(begin)

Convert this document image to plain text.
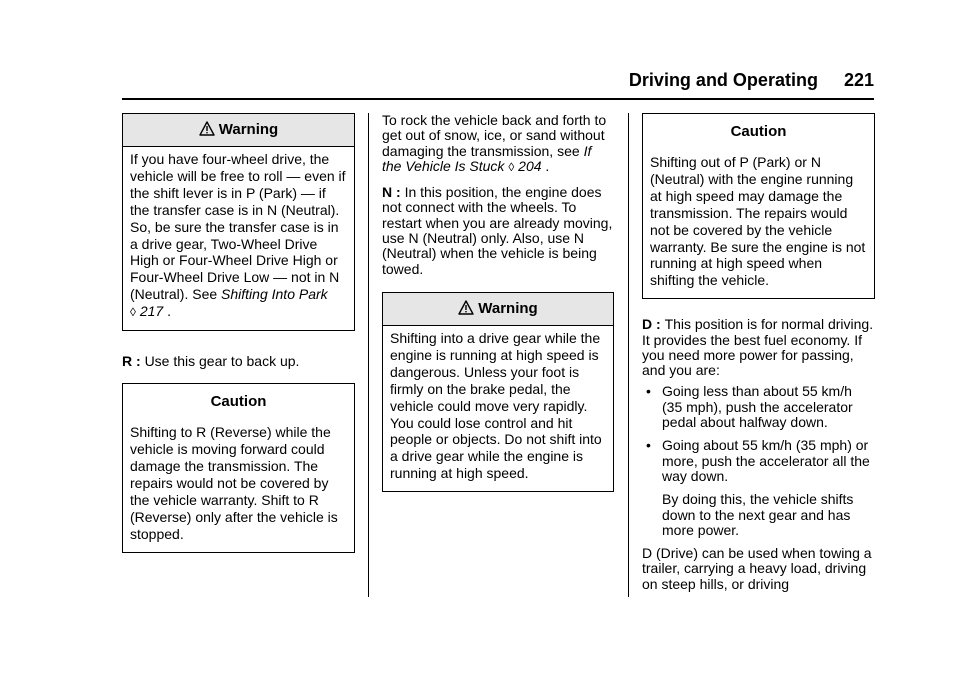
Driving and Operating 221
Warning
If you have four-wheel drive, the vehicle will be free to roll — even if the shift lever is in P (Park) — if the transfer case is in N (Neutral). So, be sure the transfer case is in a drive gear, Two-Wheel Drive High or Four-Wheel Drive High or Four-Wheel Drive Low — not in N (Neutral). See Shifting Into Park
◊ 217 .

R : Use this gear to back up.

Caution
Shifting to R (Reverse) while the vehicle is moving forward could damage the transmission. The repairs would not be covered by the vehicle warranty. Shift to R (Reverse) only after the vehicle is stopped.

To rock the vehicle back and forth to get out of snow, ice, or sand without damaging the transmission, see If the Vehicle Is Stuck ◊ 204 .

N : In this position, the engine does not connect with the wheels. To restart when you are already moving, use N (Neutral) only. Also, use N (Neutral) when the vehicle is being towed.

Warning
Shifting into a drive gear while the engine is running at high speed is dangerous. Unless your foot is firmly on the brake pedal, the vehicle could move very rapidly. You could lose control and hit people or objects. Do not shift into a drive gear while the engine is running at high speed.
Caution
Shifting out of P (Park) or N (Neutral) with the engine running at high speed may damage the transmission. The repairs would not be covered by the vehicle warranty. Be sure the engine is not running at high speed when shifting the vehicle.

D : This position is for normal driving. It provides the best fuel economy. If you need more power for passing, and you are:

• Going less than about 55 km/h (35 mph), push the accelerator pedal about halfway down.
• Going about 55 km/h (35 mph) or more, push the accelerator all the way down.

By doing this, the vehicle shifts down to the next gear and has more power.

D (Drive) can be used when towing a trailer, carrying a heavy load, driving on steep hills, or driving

(end)
(begin)

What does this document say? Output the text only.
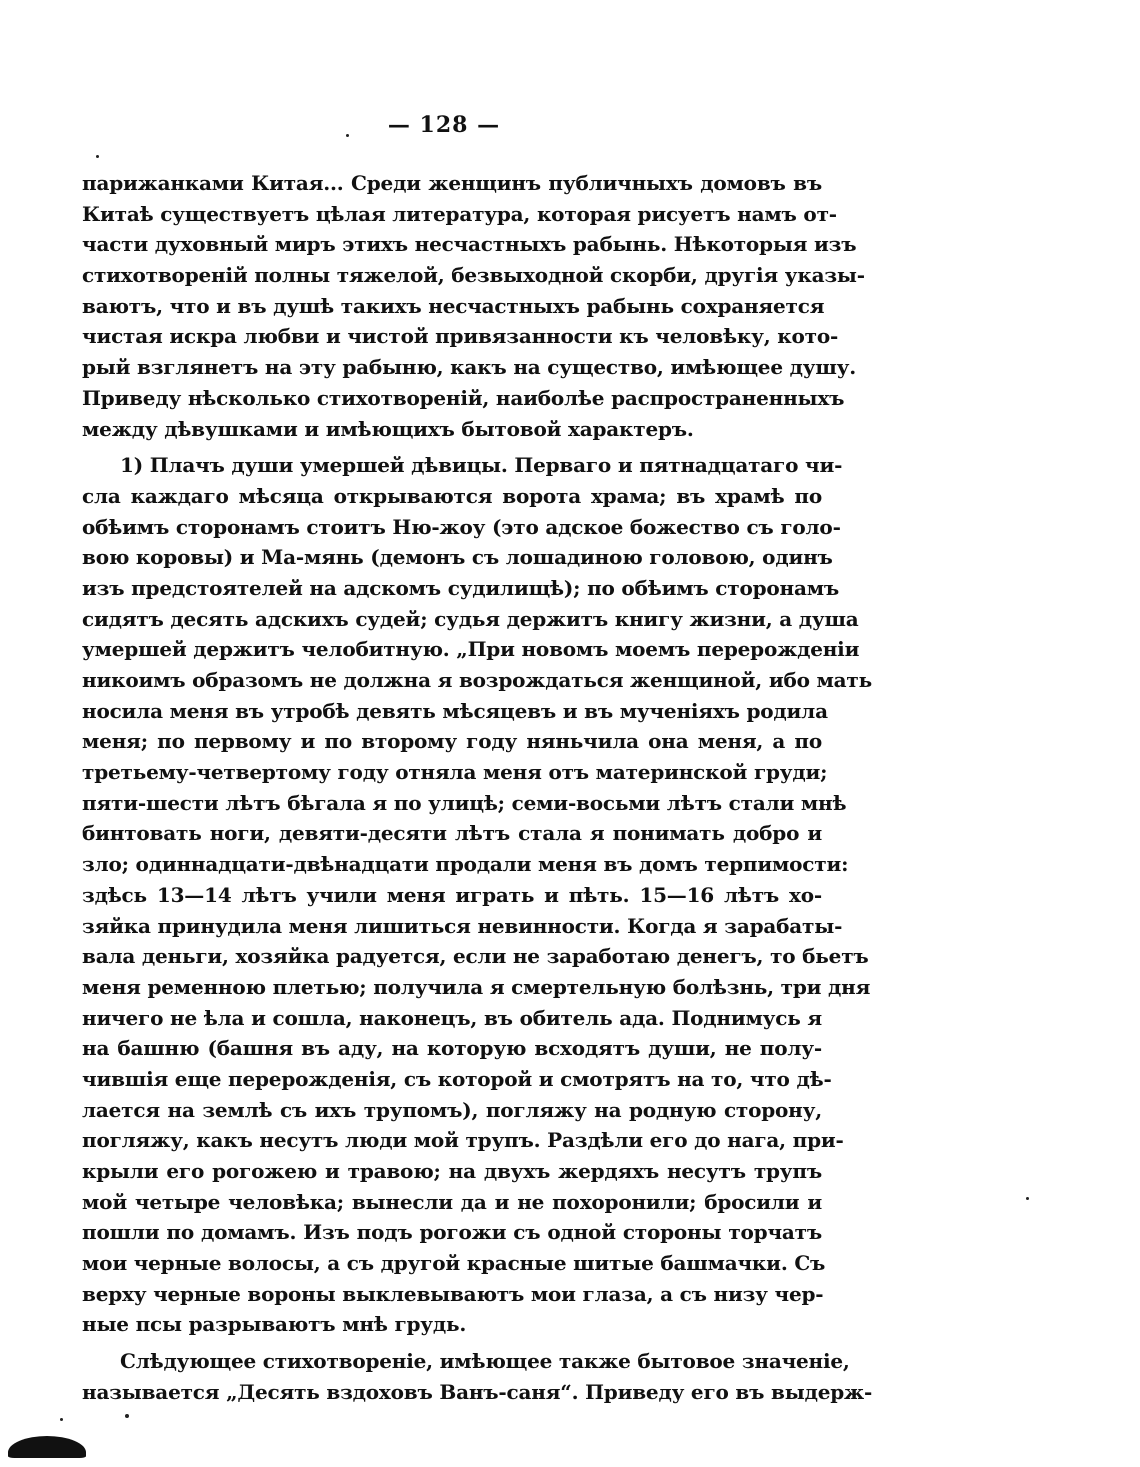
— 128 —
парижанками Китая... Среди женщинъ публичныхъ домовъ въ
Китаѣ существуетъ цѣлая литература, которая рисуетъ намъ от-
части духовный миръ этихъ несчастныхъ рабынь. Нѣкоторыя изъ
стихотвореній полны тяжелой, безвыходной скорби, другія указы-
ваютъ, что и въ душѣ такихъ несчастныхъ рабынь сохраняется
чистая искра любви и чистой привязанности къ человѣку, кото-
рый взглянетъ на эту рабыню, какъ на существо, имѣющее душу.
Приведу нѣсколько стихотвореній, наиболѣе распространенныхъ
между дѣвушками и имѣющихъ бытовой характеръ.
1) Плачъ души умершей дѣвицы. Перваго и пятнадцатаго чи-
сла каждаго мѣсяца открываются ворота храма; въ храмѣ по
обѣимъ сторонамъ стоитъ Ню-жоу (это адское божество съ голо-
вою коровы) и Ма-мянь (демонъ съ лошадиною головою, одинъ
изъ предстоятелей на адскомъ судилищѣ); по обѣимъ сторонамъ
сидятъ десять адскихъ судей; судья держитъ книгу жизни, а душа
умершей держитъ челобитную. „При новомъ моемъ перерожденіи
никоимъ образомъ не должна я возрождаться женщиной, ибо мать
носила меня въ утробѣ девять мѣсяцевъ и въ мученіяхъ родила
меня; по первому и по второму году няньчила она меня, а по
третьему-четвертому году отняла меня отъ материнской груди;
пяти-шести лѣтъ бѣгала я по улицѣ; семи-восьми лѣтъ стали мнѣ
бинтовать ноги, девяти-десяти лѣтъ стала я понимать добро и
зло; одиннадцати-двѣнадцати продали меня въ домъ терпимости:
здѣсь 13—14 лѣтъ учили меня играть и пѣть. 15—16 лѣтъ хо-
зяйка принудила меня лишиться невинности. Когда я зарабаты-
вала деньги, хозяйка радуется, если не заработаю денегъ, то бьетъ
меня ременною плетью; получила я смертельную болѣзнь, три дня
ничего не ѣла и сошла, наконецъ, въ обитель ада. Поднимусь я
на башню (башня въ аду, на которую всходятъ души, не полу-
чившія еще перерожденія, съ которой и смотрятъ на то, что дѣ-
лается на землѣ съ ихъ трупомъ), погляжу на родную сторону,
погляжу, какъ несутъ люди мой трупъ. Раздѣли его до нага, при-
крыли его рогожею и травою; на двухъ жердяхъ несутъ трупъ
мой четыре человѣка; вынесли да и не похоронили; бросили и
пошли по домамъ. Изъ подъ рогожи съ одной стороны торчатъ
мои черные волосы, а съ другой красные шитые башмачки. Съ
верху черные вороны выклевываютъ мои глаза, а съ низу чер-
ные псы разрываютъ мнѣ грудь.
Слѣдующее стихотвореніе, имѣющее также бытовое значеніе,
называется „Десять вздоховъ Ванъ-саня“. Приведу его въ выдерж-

(end)

**To do:**
Pick out all lines containing the string "Park".

**Answer in full:**
If you have four-wheel drive, the vehicle will be free to roll — even if the shift lever is in P (Park) — if the transfer case is in N (Neutral). So, be sure the transfer case is in a drive gear, Two-Wheel Drive High or Four-Wheel Drive High or Four-Wheel Drive Low — not in N (Neutral). See Shifting Into Park
Shifting out of P (Park) or N (Neutral) with the engine running at high speed may damage the transmission. The repairs would not be covered by the vehicle warranty. Be sure the engine is not running at high speed when shifting the vehicle.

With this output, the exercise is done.